**PROBLEM:**
Restate the data exactly as given and keep the pictures out.

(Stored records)
— BEGIN —
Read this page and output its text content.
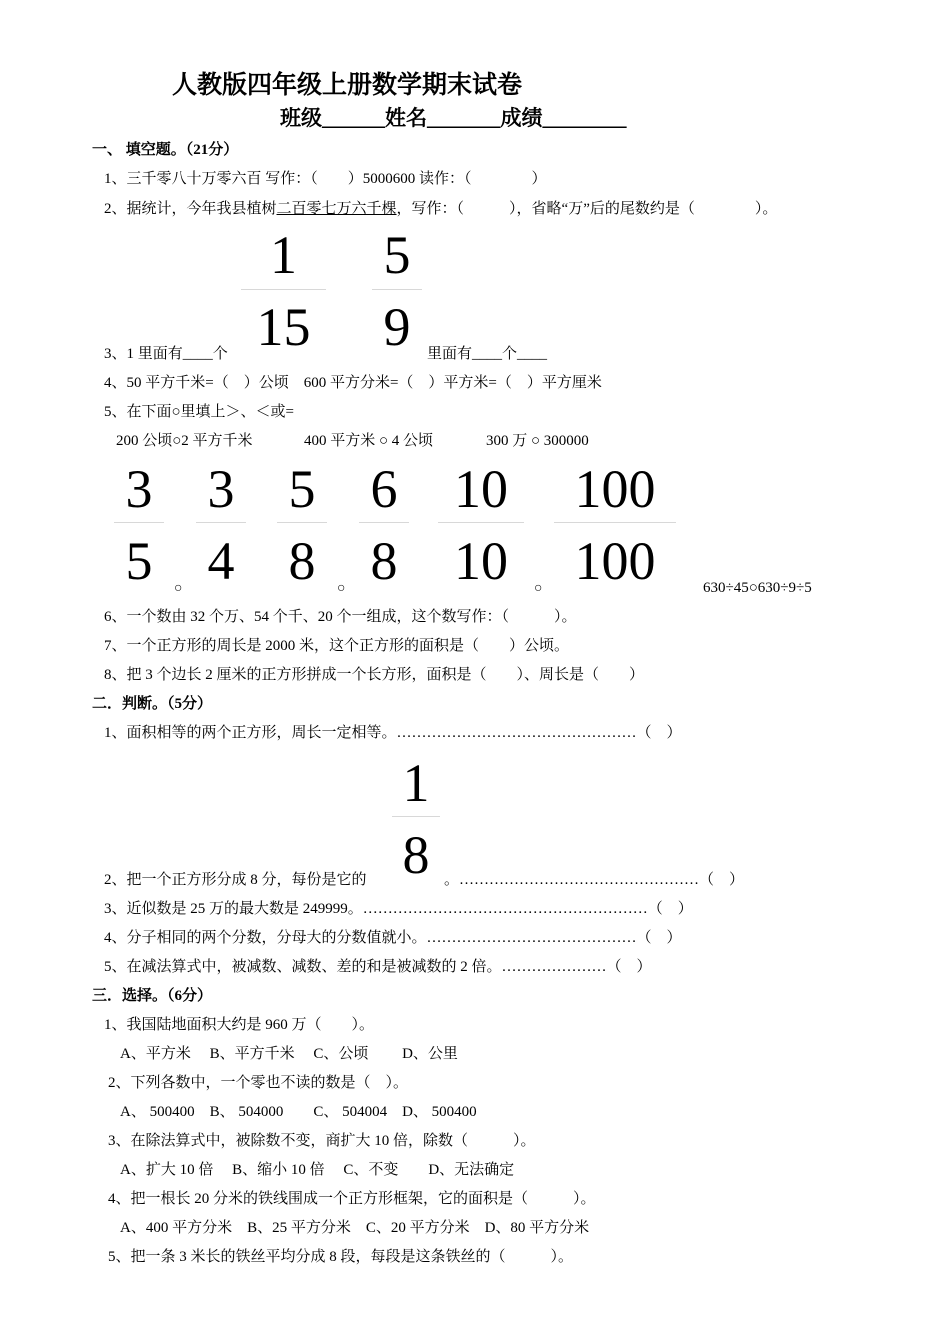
人教版四年级上册数学期末试卷
班级______姓名_______成绩________
一、 填空题。（21分）
1、三千零八十万零六百 写作：（　　）5000600 读作：（　　　　）
2、据统计，今年我县植树二百零七万六千棵，写作：（　　　），省略“万”后的尾数约是（　　　　）。
1
15
5
9
3、1 里面有____个	里面有____个____
4、50 平方千米=（　）公顷　600 平方分米=（　）平方米=（　）平方厘米
5、在下面○里填上＞、＜或=
200 公顷○2 平方千米	400 平方米 ○ 4 公顷	300 万 ○ 300000
3
5	○
3
4
5
8	○
6
8
10
10	○
100
100	630÷45○630÷9÷5
6、一个数由 32 个万、54 个千、20 个一组成，这个数写作：（　　　）。
7、一个正方形的周长是 2000 米，这个正方形的面积是（　　）公顷。
8、把 3 个边长 2 厘米的正方形拼成一个长方形，面积是（　　）、周长是（　　）
二．判断。（5分）
1、面积相等的两个正方形，周长一定相等。…………………………………………（　）
1
8
2、把一个正方形分成 8 分，每份是它的	。…………………………………………（　）
3、近似数是 25 万的最大数是 249999。…………………………………………………（　）
4、分子相同的两个分数，分母大的分数值就小。……………………………………（　）
5、在减法算式中，被减数、减数、差的和是被减数的 2 倍。…………………（　）
三．选择。（6分）
1、我国陆地面积大约是 960 万（　　）。
A、平方米　 B、平方千米　 C、公顷　　 D、公里
2、下列各数中，一个零也不读的数是（　）。
A、 500400　B、 504000　　C、 504004　D、 500400
3、在除法算式中，被除数不变，商扩大 10 倍，除数（　　　）。
A、扩大 10 倍　 B、缩小 10 倍　 C、不变　　D、无法确定
4、把一根长 20 分米的铁线围成一个正方形框架，它的面积是（　　　）。
A、400 平方分米　B、25 平方分米　C、20 平方分米　D、80 平方分米
5、把一条 3 米长的铁丝平均分成 8 段，每段是这条铁丝的（　　　）。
— END —
**SOLUTION:**
Read this page and output its text content.
人教版四年级上册数学期末试卷
班级______姓名_______成绩________
一、 填空题。（21分）
1、三千零八十万零六百 写作：（　　）5000600 读作：（　　　　）
2、据统计，今年我县植树二百零七万六千棵，写作：（　　　），省略“万”后的尾数约是（　　　　）。
1
15
5
9
3、1 里面有____个	里面有____个____
4、50 平方千米=（　）公顷　600 平方分米=（　）平方米=（　）平方厘米
5、在下面○里填上＞、＜或=
200 公顷○2 平方千米	400 平方米 ○ 4 公顷	300 万 ○ 300000
3
5	○
3
4
5
8	○
6
8
10
10	○
100
100	630÷45○630÷9÷5
6、一个数由 32 个万、54 个千、20 个一组成，这个数写作：（　　　）。
7、一个正方形的周长是 2000 米，这个正方形的面积是（　　）公顷。
8、把 3 个边长 2 厘米的正方形拼成一个长方形，面积是（　　）、周长是（　　）
二．判断。（5分）
1、面积相等的两个正方形，周长一定相等。…………………………………………（　）
1
8
2、把一个正方形分成 8 分，每份是它的	。…………………………………………（　）
3、近似数是 25 万的最大数是 249999。…………………………………………………（　）
4、分子相同的两个分数，分母大的分数值就小。……………………………………（　）
5、在减法算式中，被减数、减数、差的和是被减数的 2 倍。…………………（　）
三．选择。（6分）
1、我国陆地面积大约是 960 万（　　）。
A、平方米　 B、平方千米　 C、公顷　　 D、公里
2、下列各数中，一个零也不读的数是（　）。
A、 500400　B、 504000　　C、 504004　D、 500400
3、在除法算式中，被除数不变，商扩大 10 倍，除数（　　　）。
A、扩大 10 倍　 B、缩小 10 倍　 C、不变　　D、无法确定
4、把一根长 20 分米的铁线围成一个正方形框架，它的面积是（　　　）。
A、400 平方分米　B、25 平方分米　C、20 平方分米　D、80 平方分米
5、把一条 3 米长的铁丝平均分成 8 段，每段是这条铁丝的（　　　）。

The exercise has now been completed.